● Task details
Find every line containing the word "Please" in the records below; report only how many there are.
————————
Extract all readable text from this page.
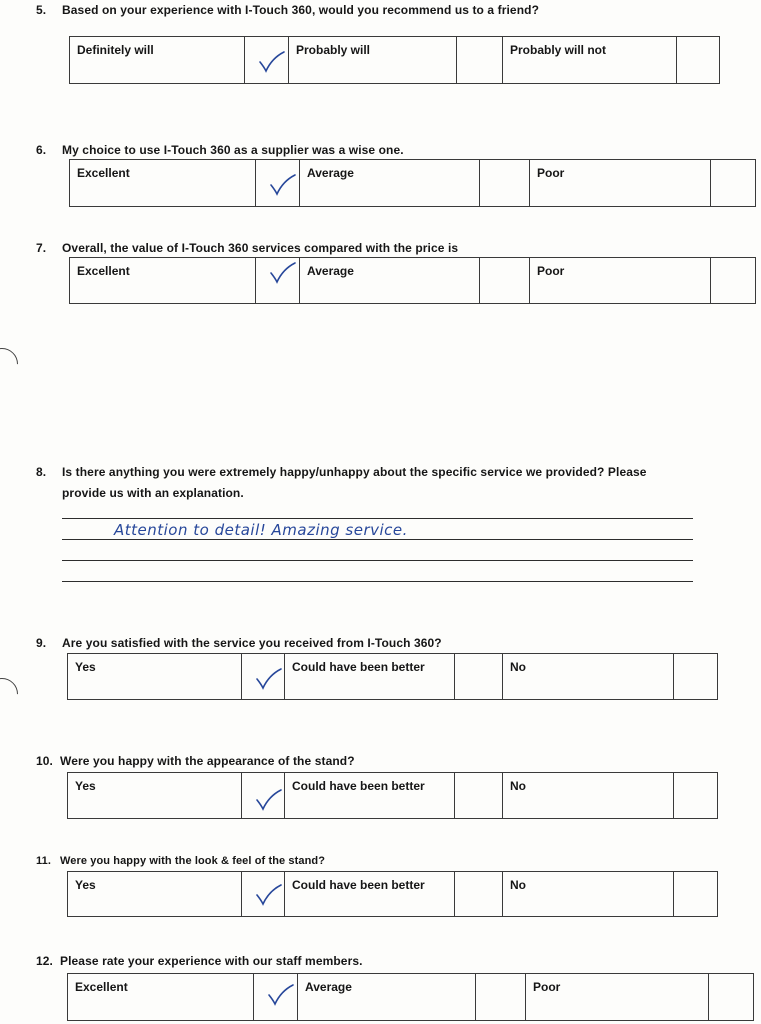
5. Based on your experience with I-Touch 360, would you recommend us to a friend?
Definitely will		Probably will		Probably will not

6. My choice to use I-Touch 360 as a supplier was a wise one.
Excellent		Average		Poor

7. Overall, the value of I-Touch 360 services compared with the price is
Excellent		Average		Poor

8. Is there anything you were extremely happy/unhappy about the specific service we provided? Please
provide us with an explanation.
Attention to detail! Amazing service.
9. Are you satisfied with the service you received from I-Touch 360?
Yes		Could have been better		No

10. Were you happy with the appearance of the stand?
Yes		Could have been better		No

11. Were you happy with the look & feel of the stand?
Yes		Could have been better		No

12. Please rate your experience with our staff members.
Excellent		Average		Poor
————————
● Written answer
2